▸ DIRECTIONS: Each record needs to be echoed exactly; can you do that?

▸ Dataset listings of figures:
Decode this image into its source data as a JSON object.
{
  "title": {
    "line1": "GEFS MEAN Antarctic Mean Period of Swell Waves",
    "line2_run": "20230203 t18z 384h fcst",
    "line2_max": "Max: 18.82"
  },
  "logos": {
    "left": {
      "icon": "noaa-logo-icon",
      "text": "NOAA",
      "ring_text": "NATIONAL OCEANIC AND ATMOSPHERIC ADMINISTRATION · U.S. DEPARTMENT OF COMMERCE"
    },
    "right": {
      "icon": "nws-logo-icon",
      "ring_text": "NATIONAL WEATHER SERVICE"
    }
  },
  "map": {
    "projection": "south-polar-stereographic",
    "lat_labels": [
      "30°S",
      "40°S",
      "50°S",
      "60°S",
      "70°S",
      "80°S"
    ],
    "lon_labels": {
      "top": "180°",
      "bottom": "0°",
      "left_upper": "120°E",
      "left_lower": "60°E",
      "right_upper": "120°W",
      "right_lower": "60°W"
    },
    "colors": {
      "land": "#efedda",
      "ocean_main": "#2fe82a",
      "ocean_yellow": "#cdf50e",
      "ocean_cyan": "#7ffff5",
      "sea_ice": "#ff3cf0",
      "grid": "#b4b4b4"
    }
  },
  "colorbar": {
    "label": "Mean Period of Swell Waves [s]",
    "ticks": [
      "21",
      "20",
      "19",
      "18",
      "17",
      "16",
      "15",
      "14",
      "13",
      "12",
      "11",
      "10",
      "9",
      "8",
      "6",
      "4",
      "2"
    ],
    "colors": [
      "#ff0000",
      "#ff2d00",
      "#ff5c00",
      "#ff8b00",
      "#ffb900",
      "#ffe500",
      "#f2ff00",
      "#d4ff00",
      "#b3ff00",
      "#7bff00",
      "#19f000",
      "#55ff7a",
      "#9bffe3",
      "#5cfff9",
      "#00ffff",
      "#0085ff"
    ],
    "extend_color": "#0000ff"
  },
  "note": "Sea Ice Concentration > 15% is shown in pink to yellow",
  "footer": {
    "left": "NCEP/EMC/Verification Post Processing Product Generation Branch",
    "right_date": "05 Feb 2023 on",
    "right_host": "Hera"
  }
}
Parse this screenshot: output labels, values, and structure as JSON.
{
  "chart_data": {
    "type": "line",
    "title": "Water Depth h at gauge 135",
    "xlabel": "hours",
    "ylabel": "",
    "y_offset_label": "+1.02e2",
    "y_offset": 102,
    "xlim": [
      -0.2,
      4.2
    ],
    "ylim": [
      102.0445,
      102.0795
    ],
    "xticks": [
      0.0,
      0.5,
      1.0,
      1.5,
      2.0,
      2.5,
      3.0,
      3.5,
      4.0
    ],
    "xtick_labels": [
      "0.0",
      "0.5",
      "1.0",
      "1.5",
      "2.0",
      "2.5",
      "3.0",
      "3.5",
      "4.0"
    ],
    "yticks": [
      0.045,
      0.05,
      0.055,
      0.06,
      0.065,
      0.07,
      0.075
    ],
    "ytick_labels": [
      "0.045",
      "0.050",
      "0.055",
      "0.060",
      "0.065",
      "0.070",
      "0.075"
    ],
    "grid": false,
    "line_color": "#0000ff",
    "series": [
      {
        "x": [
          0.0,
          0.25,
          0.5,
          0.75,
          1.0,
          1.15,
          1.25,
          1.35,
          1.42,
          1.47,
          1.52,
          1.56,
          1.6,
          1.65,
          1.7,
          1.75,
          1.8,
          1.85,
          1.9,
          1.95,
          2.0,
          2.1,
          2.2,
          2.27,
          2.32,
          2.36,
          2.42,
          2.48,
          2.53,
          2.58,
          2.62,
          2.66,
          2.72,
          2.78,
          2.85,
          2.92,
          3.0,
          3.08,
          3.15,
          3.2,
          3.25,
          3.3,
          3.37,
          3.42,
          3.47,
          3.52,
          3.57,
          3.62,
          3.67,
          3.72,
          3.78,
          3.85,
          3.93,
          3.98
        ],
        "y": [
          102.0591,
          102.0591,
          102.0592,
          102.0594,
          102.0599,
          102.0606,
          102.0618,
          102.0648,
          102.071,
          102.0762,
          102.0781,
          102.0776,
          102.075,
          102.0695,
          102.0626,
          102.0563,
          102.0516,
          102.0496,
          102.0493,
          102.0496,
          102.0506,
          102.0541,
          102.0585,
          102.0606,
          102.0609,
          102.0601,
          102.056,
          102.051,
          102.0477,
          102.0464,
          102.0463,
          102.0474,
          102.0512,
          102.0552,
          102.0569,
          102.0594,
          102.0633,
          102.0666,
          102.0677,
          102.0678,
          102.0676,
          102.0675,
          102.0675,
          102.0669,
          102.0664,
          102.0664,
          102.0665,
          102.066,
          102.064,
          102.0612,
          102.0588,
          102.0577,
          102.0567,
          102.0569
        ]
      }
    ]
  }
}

▸ WRITTEN ANSWER:
Decode this image into its source data as a JSON object.
{
  "title": {
    "line1": "GEFS MEAN Antarctic Mean Period of Swell Waves",
    "line2_run": "20230203 t18z 384h fcst",
    "line2_max": "Max: 18.82"
  },
  "logos": {
    "left": {
      "icon": "noaa-logo-icon",
      "text": "NOAA",
      "ring_text": "NATIONAL OCEANIC AND ATMOSPHERIC ADMINISTRATION · U.S. DEPARTMENT OF COMMERCE"
    },
    "right": {
      "icon": "nws-logo-icon",
      "ring_text": "NATIONAL WEATHER SERVICE"
    }
  },
  "map": {
    "projection": "south-polar-stereographic",
    "lat_labels": [
      "30°S",
      "40°S",
      "50°S",
      "60°S",
      "70°S",
      "80°S"
    ],
    "lon_labels": {
      "top": "180°",
      "bottom": "0°",
      "left_upper": "120°E",
      "left_lower": "60°E",
      "right_upper": "120°W",
      "right_lower": "60°W"
    },
    "colors": {
      "land": "#efedda",
      "ocean_main": "#2fe82a",
      "ocean_yellow": "#cdf50e",
      "ocean_cyan": "#7ffff5",
      "sea_ice": "#ff3cf0",
      "grid": "#b4b4b4"
    }
  },
  "colorbar": {
    "label": "Mean Period of Swell Waves [s]",
    "ticks": [
      "21",
      "20",
      "19",
      "18",
      "17",
      "16",
      "15",
      "14",
      "13",
      "12",
      "11",
      "10",
      "9",
      "8",
      "6",
      "4",
      "2"
    ],
    "colors": [
      "#ff0000",
      "#ff2d00",
      "#ff5c00",
      "#ff8b00",
      "#ffb900",
      "#ffe500",
      "#f2ff00",
      "#d4ff00",
      "#b3ff00",
      "#7bff00",
      "#19f000",
      "#55ff7a",
      "#9bffe3",
      "#5cfff9",
      "#00ffff",
      "#0085ff"
    ],
    "extend_color": "#0000ff"
  },
  "note": "Sea Ice Concentration > 15% is shown in pink to yellow",
  "footer": {
    "left": "NCEP/EMC/Verification Post Processing Product Generation Branch",
    "right_date": "05 Feb 2023 on",
    "right_host": "Hera"
  }
}
Parse this screenshot: output labels, values, and structure as JSON.
{
  "chart_data": {
    "type": "line",
    "title": "Water Depth h at gauge 135",
    "xlabel": "hours",
    "ylabel": "",
    "y_offset_label": "+1.02e2",
    "y_offset": 102,
    "xlim": [
      -0.2,
      4.2
    ],
    "ylim": [
      102.0445,
      102.0795
    ],
    "xticks": [
      0.0,
      0.5,
      1.0,
      1.5,
      2.0,
      2.5,
      3.0,
      3.5,
      4.0
    ],
    "xtick_labels": [
      "0.0",
      "0.5",
      "1.0",
      "1.5",
      "2.0",
      "2.5",
      "3.0",
      "3.5",
      "4.0"
    ],
    "yticks": [
      0.045,
      0.05,
      0.055,
      0.06,
      0.065,
      0.07,
      0.075
    ],
    "ytick_labels": [
      "0.045",
      "0.050",
      "0.055",
      "0.060",
      "0.065",
      "0.070",
      "0.075"
    ],
    "grid": false,
    "line_color": "#0000ff",
    "series": [
      {
        "x": [
          0.0,
          0.25,
          0.5,
          0.75,
          1.0,
          1.15,
          1.25,
          1.35,
          1.42,
          1.47,
          1.52,
          1.56,
          1.6,
          1.65,
          1.7,
          1.75,
          1.8,
          1.85,
          1.9,
          1.95,
          2.0,
          2.1,
          2.2,
          2.27,
          2.32,
          2.36,
          2.42,
          2.48,
          2.53,
          2.58,
          2.62,
          2.66,
          2.72,
          2.78,
          2.85,
          2.92,
          3.0,
          3.08,
          3.15,
          3.2,
          3.25,
          3.3,
          3.37,
          3.42,
          3.47,
          3.52,
          3.57,
          3.62,
          3.67,
          3.72,
          3.78,
          3.85,
          3.93,
          3.98
        ],
        "y": [
          102.0591,
          102.0591,
          102.0592,
          102.0594,
          102.0599,
          102.0606,
          102.0618,
          102.0648,
          102.071,
          102.0762,
          102.0781,
          102.0776,
          102.075,
          102.0695,
          102.0626,
          102.0563,
          102.0516,
          102.0496,
          102.0493,
          102.0496,
          102.0506,
          102.0541,
          102.0585,
          102.0606,
          102.0609,
          102.0601,
          102.056,
          102.051,
          102.0477,
          102.0464,
          102.0463,
          102.0474,
          102.0512,
          102.0552,
          102.0569,
          102.0594,
          102.0633,
          102.0666,
          102.0677,
          102.0678,
          102.0676,
          102.0675,
          102.0675,
          102.0669,
          102.0664,
          102.0664,
          102.0665,
          102.066,
          102.064,
          102.0612,
          102.0588,
          102.0577,
          102.0567,
          102.0569
        ]
      }
    ]
  }
}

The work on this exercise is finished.